Make an exact copy of the lines below.

Stored data entries:
[start]

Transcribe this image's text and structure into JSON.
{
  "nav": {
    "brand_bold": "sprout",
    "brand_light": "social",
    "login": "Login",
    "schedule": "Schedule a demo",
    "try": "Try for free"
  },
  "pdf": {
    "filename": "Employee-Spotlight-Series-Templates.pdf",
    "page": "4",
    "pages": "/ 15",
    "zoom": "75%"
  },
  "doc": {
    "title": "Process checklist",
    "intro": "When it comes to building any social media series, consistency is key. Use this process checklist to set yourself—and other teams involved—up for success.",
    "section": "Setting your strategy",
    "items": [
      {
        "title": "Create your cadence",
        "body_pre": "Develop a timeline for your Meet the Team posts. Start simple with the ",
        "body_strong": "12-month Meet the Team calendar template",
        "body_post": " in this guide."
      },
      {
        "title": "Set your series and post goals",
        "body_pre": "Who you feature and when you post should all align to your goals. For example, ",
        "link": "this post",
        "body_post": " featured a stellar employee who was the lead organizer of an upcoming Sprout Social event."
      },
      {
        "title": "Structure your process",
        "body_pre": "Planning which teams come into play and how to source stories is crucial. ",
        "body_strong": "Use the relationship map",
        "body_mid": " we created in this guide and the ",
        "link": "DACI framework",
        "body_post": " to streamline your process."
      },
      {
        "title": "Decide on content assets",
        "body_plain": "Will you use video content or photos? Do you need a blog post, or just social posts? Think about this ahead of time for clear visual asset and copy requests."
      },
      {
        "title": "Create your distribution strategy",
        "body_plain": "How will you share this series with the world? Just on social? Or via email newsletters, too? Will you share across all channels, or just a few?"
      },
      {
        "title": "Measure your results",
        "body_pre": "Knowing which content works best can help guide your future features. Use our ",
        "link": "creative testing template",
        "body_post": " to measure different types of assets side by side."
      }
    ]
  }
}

[end]

Exercise output:
Transcribe this image's text and structure into JSON.
{
  "nav": {
    "brand_bold": "sprout",
    "brand_light": "social",
    "login": "Login",
    "schedule": "Schedule a demo",
    "try": "Try for free"
  },
  "pdf": {
    "filename": "Employee-Spotlight-Series-Templates.pdf",
    "page": "4",
    "pages": "/ 15",
    "zoom": "75%"
  },
  "doc": {
    "title": "Process checklist",
    "intro": "When it comes to building any social media series, consistency is key. Use this process checklist to set yourself—and other teams involved—up for success.",
    "section": "Setting your strategy",
    "items": [
      {
        "title": "Create your cadence",
        "body_pre": "Develop a timeline for your Meet the Team posts. Start simple with the ",
        "body_strong": "12-month Meet the Team calendar template",
        "body_post": " in this guide."
      },
      {
        "title": "Set your series and post goals",
        "body_pre": "Who you feature and when you post should all align to your goals. For example, ",
        "link": "this post",
        "body_post": " featured a stellar employee who was the lead organizer of an upcoming Sprout Social event."
      },
      {
        "title": "Structure your process",
        "body_pre": "Planning which teams come into play and how to source stories is crucial. ",
        "body_strong": "Use the relationship map",
        "body_mid": " we created in this guide and the ",
        "link": "DACI framework",
        "body_post": " to streamline your process."
      },
      {
        "title": "Decide on content assets",
        "body_plain": "Will you use video content or photos? Do you need a blog post, or just social posts? Think about this ahead of time for clear visual asset and copy requests."
      },
      {
        "title": "Create your distribution strategy",
        "body_plain": "How will you share this series with the world? Just on social? Or via email newsletters, too? Will you share across all channels, or just a few?"
      },
      {
        "title": "Measure your results",
        "body_pre": "Knowing which content works best can help guide your future features. Use our ",
        "link": "creative testing template",
        "body_post": " to measure different types of assets side by side."
      }
    ]
  }
}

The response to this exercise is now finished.